EXERCISE DETAILS
Look at the entries below and reproduce them exactly.

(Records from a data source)

<<<<

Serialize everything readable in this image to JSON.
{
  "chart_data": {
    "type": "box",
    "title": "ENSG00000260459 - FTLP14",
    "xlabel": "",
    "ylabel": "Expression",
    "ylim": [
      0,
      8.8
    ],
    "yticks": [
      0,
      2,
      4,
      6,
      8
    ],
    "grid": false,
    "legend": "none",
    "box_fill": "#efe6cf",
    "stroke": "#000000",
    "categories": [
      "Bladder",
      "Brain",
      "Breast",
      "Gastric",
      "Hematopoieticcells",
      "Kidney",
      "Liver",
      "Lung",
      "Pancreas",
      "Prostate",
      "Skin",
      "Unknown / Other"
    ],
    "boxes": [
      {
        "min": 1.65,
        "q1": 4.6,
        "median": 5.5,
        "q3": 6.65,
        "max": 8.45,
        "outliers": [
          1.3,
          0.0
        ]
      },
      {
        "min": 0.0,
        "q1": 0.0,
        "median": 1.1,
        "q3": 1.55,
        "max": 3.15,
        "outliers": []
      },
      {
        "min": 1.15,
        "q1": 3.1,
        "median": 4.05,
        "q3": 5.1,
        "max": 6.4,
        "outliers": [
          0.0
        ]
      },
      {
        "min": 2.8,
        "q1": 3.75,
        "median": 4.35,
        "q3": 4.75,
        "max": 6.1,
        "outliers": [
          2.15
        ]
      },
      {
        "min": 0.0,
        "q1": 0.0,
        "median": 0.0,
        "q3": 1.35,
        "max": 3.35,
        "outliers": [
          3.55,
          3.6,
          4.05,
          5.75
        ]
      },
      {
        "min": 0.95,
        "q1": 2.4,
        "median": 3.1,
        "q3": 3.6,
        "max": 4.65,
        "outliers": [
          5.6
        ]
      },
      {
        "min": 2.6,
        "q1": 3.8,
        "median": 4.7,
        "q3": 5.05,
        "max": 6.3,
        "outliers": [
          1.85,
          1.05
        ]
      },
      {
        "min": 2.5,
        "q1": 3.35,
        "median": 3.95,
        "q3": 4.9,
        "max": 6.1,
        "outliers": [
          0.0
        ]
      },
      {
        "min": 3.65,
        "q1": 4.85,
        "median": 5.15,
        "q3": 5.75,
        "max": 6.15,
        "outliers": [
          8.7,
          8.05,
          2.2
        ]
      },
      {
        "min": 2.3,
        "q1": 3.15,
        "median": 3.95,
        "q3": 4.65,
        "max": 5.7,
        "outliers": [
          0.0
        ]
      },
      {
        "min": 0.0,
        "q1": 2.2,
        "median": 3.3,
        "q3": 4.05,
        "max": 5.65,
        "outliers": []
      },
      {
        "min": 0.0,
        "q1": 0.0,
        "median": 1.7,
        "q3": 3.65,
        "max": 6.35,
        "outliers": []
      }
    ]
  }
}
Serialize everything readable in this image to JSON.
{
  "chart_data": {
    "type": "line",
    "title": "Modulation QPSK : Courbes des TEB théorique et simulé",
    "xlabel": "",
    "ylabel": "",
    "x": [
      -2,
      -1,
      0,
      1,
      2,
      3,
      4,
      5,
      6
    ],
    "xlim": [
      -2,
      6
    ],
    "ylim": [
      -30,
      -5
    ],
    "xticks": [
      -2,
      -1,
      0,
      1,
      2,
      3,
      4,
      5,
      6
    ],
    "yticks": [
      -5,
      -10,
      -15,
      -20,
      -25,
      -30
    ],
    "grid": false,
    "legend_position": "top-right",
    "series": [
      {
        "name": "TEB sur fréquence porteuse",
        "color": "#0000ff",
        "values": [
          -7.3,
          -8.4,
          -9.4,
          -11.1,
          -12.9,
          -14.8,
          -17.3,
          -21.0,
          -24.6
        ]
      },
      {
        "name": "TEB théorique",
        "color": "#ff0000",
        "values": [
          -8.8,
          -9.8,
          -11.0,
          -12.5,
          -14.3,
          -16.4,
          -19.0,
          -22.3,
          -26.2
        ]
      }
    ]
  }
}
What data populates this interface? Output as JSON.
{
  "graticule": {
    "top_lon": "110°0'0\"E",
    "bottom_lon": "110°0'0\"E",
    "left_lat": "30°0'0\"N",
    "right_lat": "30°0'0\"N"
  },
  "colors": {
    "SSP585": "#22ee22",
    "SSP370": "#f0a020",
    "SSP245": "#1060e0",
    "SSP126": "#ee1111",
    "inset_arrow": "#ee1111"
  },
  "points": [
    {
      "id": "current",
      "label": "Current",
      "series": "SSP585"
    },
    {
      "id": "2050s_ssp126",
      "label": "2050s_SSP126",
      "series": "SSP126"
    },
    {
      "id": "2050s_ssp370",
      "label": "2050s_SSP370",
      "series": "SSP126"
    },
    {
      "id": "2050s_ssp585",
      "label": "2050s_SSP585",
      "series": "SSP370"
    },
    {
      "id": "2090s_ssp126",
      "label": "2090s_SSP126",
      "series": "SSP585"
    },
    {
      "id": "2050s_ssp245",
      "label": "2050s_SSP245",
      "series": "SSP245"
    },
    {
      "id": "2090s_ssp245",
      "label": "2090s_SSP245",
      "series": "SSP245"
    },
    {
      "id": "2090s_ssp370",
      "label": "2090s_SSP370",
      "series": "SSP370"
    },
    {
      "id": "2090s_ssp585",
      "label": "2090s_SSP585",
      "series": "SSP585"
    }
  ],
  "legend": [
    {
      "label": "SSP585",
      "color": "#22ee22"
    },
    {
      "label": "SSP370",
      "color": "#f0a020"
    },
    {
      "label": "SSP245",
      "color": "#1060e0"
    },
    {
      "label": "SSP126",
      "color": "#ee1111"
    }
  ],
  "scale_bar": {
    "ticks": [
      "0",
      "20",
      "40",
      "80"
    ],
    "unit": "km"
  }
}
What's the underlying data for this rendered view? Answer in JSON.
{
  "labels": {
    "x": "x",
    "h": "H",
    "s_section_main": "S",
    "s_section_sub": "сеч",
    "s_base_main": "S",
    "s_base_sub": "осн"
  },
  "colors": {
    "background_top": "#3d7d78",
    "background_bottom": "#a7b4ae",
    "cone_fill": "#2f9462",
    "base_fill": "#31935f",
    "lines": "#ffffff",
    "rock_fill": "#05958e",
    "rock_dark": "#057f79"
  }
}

>>>>

OUTPUT BELOW
Serialize everything readable in this image to JSON.
{
  "chart_data": {
    "type": "box",
    "title": "ENSG00000260459 - FTLP14",
    "xlabel": "",
    "ylabel": "Expression",
    "ylim": [
      0,
      8.8
    ],
    "yticks": [
      0,
      2,
      4,
      6,
      8
    ],
    "grid": false,
    "legend": "none",
    "box_fill": "#efe6cf",
    "stroke": "#000000",
    "categories": [
      "Bladder",
      "Brain",
      "Breast",
      "Gastric",
      "Hematopoieticcells",
      "Kidney",
      "Liver",
      "Lung",
      "Pancreas",
      "Prostate",
      "Skin",
      "Unknown / Other"
    ],
    "boxes": [
      {
        "min": 1.65,
        "q1": 4.6,
        "median": 5.5,
        "q3": 6.65,
        "max": 8.45,
        "outliers": [
          1.3,
          0.0
        ]
      },
      {
        "min": 0.0,
        "q1": 0.0,
        "median": 1.1,
        "q3": 1.55,
        "max": 3.15,
        "outliers": []
      },
      {
        "min": 1.15,
        "q1": 3.1,
        "median": 4.05,
        "q3": 5.1,
        "max": 6.4,
        "outliers": [
          0.0
        ]
      },
      {
        "min": 2.8,
        "q1": 3.75,
        "median": 4.35,
        "q3": 4.75,
        "max": 6.1,
        "outliers": [
          2.15
        ]
      },
      {
        "min": 0.0,
        "q1": 0.0,
        "median": 0.0,
        "q3": 1.35,
        "max": 3.35,
        "outliers": [
          3.55,
          3.6,
          4.05,
          5.75
        ]
      },
      {
        "min": 0.95,
        "q1": 2.4,
        "median": 3.1,
        "q3": 3.6,
        "max": 4.65,
        "outliers": [
          5.6
        ]
      },
      {
        "min": 2.6,
        "q1": 3.8,
        "median": 4.7,
        "q3": 5.05,
        "max": 6.3,
        "outliers": [
          1.85,
          1.05
        ]
      },
      {
        "min": 2.5,
        "q1": 3.35,
        "median": 3.95,
        "q3": 4.9,
        "max": 6.1,
        "outliers": [
          0.0
        ]
      },
      {
        "min": 3.65,
        "q1": 4.85,
        "median": 5.15,
        "q3": 5.75,
        "max": 6.15,
        "outliers": [
          8.7,
          8.05,
          2.2
        ]
      },
      {
        "min": 2.3,
        "q1": 3.15,
        "median": 3.95,
        "q3": 4.65,
        "max": 5.7,
        "outliers": [
          0.0
        ]
      },
      {
        "min": 0.0,
        "q1": 2.2,
        "median": 3.3,
        "q3": 4.05,
        "max": 5.65,
        "outliers": []
      },
      {
        "min": 0.0,
        "q1": 0.0,
        "median": 1.7,
        "q3": 3.65,
        "max": 6.35,
        "outliers": []
      }
    ]
  }
}
Serialize everything readable in this image to JSON.
{
  "chart_data": {
    "type": "line",
    "title": "Modulation QPSK : Courbes des TEB théorique et simulé",
    "xlabel": "",
    "ylabel": "",
    "x": [
      -2,
      -1,
      0,
      1,
      2,
      3,
      4,
      5,
      6
    ],
    "xlim": [
      -2,
      6
    ],
    "ylim": [
      -30,
      -5
    ],
    "xticks": [
      -2,
      -1,
      0,
      1,
      2,
      3,
      4,
      5,
      6
    ],
    "yticks": [
      -5,
      -10,
      -15,
      -20,
      -25,
      -30
    ],
    "grid": false,
    "legend_position": "top-right",
    "series": [
      {
        "name": "TEB sur fréquence porteuse",
        "color": "#0000ff",
        "values": [
          -7.3,
          -8.4,
          -9.4,
          -11.1,
          -12.9,
          -14.8,
          -17.3,
          -21.0,
          -24.6
        ]
      },
      {
        "name": "TEB théorique",
        "color": "#ff0000",
        "values": [
          -8.8,
          -9.8,
          -11.0,
          -12.5,
          -14.3,
          -16.4,
          -19.0,
          -22.3,
          -26.2
        ]
      }
    ]
  }
}
What data populates this interface? Output as JSON.
{
  "graticule": {
    "top_lon": "110°0'0\"E",
    "bottom_lon": "110°0'0\"E",
    "left_lat": "30°0'0\"N",
    "right_lat": "30°0'0\"N"
  },
  "colors": {
    "SSP585": "#22ee22",
    "SSP370": "#f0a020",
    "SSP245": "#1060e0",
    "SSP126": "#ee1111",
    "inset_arrow": "#ee1111"
  },
  "points": [
    {
      "id": "current",
      "label": "Current",
      "series": "SSP585"
    },
    {
      "id": "2050s_ssp126",
      "label": "2050s_SSP126",
      "series": "SSP126"
    },
    {
      "id": "2050s_ssp370",
      "label": "2050s_SSP370",
      "series": "SSP126"
    },
    {
      "id": "2050s_ssp585",
      "label": "2050s_SSP585",
      "series": "SSP370"
    },
    {
      "id": "2090s_ssp126",
      "label": "2090s_SSP126",
      "series": "SSP585"
    },
    {
      "id": "2050s_ssp245",
      "label": "2050s_SSP245",
      "series": "SSP245"
    },
    {
      "id": "2090s_ssp245",
      "label": "2090s_SSP245",
      "series": "SSP245"
    },
    {
      "id": "2090s_ssp370",
      "label": "2090s_SSP370",
      "series": "SSP370"
    },
    {
      "id": "2090s_ssp585",
      "label": "2090s_SSP585",
      "series": "SSP585"
    }
  ],
  "legend": [
    {
      "label": "SSP585",
      "color": "#22ee22"
    },
    {
      "label": "SSP370",
      "color": "#f0a020"
    },
    {
      "label": "SSP245",
      "color": "#1060e0"
    },
    {
      "label": "SSP126",
      "color": "#ee1111"
    }
  ],
  "scale_bar": {
    "ticks": [
      "0",
      "20",
      "40",
      "80"
    ],
    "unit": "km"
  }
}
What's the underlying data for this rendered view? Answer in JSON.
{
  "labels": {
    "x": "x",
    "h": "H",
    "s_section_main": "S",
    "s_section_sub": "сеч",
    "s_base_main": "S",
    "s_base_sub": "осн"
  },
  "colors": {
    "background_top": "#3d7d78",
    "background_bottom": "#a7b4ae",
    "cone_fill": "#2f9462",
    "base_fill": "#31935f",
    "lines": "#ffffff",
    "rock_fill": "#05958e",
    "rock_dark": "#057f79"
  }
}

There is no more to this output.